== Verilen Metin ==
◇ ◇ ◇ ◇ ◇ ◇ ◇
Emsal Mahkeme Kararı İstanbul Bölge Adliye Mahkemesi 44. Hukuk Dairesi 2020/1596 E. 2023/946 K. 21.09.2023 T.

Görüntülediğiniz mahkeme kararı henüz kesinleşmemiştir. Yararlı olması amacıyla eklenmiştir.

T.C.
İSTANBUL
BÖLGE ADLİYE MAHKEMESİ
44. HUKUK DAİRESİ
T Ü R K M İ L L E T İ A D I N A
İ S T İ N A F M A H K E M E S İ K A R A R I
DOSYA NO: 2020/1596
KARAR NO: 2023/946
İNCELENEN KARARIN
MAHKEMESİ: Bakırköy 1. Fikri Ve Sınaî Haklar Hukuk Mahkemesi
TARİHİ: 07/05/2019
NUMARASI: 2017/205 E. – 2019/165 K.
◇ ◇ ◇ ◇ ◇ ◇ ◇
== Görev Ayrıntıları ==
Mahkeme kararı metninde "Görüntülediğiniz mahkeme kararı" sözleriyle başlayıp "E. – 2019/165 K." sözlerine kadar süren bölümü hiçbir değişiklik yapmadan yeniden yazınız. Bundan sonra gelen kayıtlar, metinden bağımsız ayrı bir malzemedir.
◇ ◇ ◇ ◇ ◇ ◇ ◇
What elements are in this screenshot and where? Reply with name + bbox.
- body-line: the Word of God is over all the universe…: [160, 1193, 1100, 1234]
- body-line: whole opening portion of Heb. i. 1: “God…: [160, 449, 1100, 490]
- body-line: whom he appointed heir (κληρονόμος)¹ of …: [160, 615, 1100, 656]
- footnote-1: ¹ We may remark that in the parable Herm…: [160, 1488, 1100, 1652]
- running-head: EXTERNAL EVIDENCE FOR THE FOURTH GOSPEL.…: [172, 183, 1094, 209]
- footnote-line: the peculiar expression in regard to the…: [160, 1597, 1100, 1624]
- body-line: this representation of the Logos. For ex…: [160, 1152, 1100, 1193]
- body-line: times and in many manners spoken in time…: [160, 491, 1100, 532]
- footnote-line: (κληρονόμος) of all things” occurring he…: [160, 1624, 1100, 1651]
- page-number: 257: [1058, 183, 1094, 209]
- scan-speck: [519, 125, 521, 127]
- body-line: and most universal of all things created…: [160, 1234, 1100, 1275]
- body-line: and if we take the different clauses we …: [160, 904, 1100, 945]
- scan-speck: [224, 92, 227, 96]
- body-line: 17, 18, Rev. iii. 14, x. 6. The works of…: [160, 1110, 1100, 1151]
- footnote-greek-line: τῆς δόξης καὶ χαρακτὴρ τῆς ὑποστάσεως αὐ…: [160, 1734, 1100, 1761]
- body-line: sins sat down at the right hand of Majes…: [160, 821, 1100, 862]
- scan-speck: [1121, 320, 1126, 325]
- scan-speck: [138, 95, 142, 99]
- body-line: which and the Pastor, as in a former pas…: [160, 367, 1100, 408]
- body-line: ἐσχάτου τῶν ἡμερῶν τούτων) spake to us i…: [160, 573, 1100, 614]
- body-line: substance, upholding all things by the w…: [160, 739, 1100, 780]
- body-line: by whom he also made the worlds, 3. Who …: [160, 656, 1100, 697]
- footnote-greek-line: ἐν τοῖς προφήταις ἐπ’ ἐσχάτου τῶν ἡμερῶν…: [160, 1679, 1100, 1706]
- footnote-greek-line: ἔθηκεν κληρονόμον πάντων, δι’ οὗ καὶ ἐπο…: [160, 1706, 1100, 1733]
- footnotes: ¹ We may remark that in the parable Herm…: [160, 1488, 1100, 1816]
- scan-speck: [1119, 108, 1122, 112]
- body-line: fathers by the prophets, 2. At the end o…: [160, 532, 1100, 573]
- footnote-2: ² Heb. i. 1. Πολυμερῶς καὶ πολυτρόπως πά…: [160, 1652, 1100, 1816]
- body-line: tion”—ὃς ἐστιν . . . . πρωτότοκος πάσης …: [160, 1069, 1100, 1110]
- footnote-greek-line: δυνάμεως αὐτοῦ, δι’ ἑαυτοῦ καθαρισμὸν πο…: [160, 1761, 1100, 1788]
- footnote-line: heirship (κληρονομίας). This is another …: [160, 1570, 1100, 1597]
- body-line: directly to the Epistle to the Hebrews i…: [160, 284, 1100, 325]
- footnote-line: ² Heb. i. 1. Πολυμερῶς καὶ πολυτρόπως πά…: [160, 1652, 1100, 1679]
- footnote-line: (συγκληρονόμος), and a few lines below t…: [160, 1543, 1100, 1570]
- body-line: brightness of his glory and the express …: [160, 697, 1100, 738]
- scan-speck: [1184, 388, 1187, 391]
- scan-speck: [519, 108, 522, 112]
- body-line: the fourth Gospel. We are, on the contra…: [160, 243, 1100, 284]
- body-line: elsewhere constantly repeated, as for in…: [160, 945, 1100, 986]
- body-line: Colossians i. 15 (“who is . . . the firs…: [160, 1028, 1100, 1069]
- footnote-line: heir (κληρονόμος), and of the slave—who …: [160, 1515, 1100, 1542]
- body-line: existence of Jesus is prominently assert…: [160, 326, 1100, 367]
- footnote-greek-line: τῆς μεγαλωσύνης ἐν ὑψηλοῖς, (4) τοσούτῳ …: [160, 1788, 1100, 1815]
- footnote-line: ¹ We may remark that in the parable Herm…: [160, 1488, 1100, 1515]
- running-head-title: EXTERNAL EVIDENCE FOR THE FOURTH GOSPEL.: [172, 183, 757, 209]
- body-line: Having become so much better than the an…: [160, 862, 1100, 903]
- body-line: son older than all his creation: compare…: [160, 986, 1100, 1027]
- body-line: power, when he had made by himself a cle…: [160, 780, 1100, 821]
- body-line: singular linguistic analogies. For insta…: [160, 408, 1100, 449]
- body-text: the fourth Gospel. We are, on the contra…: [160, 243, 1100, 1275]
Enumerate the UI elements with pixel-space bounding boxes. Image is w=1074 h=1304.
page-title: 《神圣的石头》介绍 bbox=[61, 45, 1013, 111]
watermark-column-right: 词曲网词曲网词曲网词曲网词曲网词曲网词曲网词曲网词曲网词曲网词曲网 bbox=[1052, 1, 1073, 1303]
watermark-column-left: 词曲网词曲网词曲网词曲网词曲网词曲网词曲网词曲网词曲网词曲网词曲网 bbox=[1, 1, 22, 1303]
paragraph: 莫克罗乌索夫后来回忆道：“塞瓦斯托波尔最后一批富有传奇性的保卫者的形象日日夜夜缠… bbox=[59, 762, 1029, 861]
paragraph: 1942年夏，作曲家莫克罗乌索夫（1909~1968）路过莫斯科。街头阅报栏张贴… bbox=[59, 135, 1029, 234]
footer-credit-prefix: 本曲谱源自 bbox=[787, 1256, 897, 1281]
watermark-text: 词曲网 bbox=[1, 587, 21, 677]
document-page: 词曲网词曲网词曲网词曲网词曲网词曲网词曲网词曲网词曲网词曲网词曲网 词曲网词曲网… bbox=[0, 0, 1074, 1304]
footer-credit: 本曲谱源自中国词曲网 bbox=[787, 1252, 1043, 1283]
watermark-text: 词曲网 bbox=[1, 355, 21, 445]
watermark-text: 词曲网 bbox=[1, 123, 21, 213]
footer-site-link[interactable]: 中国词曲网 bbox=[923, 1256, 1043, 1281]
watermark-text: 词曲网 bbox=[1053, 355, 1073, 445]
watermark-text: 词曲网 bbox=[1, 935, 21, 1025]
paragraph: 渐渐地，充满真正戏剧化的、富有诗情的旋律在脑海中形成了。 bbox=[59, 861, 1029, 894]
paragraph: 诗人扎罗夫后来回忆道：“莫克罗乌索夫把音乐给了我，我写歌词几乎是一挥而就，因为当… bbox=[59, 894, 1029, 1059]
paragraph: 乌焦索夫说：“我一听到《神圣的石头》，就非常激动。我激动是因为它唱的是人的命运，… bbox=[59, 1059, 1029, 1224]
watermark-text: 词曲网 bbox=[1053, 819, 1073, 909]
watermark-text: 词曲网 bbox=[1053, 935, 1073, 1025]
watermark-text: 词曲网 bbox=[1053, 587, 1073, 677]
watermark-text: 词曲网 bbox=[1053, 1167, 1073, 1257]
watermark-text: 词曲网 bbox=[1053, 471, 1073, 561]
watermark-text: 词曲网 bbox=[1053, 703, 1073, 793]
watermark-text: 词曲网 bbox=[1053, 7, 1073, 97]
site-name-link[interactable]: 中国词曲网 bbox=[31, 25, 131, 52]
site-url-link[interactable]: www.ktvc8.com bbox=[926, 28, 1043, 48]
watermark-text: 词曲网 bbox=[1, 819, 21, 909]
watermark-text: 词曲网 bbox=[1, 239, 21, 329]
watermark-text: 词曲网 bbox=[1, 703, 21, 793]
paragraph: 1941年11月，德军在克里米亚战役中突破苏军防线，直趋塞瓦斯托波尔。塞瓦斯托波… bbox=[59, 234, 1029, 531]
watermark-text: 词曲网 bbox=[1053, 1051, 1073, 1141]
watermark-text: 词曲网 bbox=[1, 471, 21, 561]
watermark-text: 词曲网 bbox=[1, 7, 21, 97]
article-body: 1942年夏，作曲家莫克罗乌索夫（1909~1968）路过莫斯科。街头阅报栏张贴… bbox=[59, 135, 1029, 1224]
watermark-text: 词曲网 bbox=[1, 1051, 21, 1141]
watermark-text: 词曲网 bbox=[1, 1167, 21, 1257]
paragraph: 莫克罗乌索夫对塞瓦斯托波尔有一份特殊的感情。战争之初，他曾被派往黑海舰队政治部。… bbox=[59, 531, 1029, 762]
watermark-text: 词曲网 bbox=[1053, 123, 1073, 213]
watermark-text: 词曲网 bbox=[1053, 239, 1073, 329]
◇ ◇ ◇ ◇ ◇ ◇ ◇
== Görevin Çözümü ==
Görüntülediğiniz mahkeme kararı henüz kesinleşmemiştir. Yararlı olması amacıyla eklenmiştir.

T.C.
İSTANBUL
BÖLGE ADLİYE MAHKEMESİ
44. HUKUK DAİRESİ
T Ü R K M İ L L E T İ A D I N A
İ S T İ N A F M A H K E M E S İ K A R A R I
DOSYA NO: 2020/1596
KARAR NO: 2023/946
İNCELENEN KARARIN
MAHKEMESİ: Bakırköy 1. Fikri Ve Sınaî Haklar Hukuk Mahkemesi
TARİHİ: 07/05/2019
NUMARASI: 2017/205 E. – 2019/165 K.